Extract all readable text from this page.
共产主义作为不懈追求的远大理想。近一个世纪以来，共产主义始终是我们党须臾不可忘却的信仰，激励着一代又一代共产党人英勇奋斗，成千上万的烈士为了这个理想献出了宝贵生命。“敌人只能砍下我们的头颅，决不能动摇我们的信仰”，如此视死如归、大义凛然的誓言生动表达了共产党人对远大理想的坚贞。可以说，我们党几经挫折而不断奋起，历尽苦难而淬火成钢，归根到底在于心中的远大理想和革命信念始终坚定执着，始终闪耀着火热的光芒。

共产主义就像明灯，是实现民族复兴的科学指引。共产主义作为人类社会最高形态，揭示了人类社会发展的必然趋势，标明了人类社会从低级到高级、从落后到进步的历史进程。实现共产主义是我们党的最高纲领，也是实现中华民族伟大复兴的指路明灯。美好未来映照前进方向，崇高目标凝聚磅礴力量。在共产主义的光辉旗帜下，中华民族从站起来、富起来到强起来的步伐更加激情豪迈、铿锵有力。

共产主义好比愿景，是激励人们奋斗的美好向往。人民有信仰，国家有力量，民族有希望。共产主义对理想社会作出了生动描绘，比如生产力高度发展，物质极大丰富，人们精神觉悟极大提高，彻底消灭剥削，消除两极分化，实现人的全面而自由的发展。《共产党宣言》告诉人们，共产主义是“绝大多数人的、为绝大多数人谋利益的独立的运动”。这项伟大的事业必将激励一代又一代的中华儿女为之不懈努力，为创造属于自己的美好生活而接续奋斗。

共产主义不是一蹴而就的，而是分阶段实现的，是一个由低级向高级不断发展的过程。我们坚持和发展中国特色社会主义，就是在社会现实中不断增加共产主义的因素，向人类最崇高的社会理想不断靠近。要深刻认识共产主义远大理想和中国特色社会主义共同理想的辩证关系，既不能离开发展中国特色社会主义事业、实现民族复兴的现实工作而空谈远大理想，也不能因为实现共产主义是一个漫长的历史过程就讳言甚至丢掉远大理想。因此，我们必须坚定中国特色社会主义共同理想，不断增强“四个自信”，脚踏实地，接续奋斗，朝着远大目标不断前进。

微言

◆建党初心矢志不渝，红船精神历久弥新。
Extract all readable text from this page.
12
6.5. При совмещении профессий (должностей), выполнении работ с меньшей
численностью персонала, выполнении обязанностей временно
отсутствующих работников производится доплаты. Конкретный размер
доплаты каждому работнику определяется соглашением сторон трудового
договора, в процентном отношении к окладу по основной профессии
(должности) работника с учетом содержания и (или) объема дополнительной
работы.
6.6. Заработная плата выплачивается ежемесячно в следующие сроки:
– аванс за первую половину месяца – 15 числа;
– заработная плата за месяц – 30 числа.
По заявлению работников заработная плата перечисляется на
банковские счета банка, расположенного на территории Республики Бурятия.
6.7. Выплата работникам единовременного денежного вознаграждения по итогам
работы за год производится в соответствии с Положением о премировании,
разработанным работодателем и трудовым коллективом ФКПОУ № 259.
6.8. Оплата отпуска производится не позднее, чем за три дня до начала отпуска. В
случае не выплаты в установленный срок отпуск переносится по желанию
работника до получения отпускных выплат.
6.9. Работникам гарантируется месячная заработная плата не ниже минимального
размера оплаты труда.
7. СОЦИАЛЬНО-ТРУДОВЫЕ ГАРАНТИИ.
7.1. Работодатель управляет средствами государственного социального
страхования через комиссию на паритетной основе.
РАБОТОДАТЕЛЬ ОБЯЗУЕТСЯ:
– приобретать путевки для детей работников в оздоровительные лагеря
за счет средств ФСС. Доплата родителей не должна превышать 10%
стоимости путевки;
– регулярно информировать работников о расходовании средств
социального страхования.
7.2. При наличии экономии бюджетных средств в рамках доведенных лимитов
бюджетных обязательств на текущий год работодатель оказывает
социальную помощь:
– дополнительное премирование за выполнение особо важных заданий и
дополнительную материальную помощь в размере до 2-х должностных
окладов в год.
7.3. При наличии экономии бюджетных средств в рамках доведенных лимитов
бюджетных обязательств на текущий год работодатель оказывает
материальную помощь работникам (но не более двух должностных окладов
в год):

****************

→ TASK TO CARRY OUT:
From the data above, count the lines where "числа" occurs and give that figure and nothing else.

→ RESULT FOR THIS TASK:
2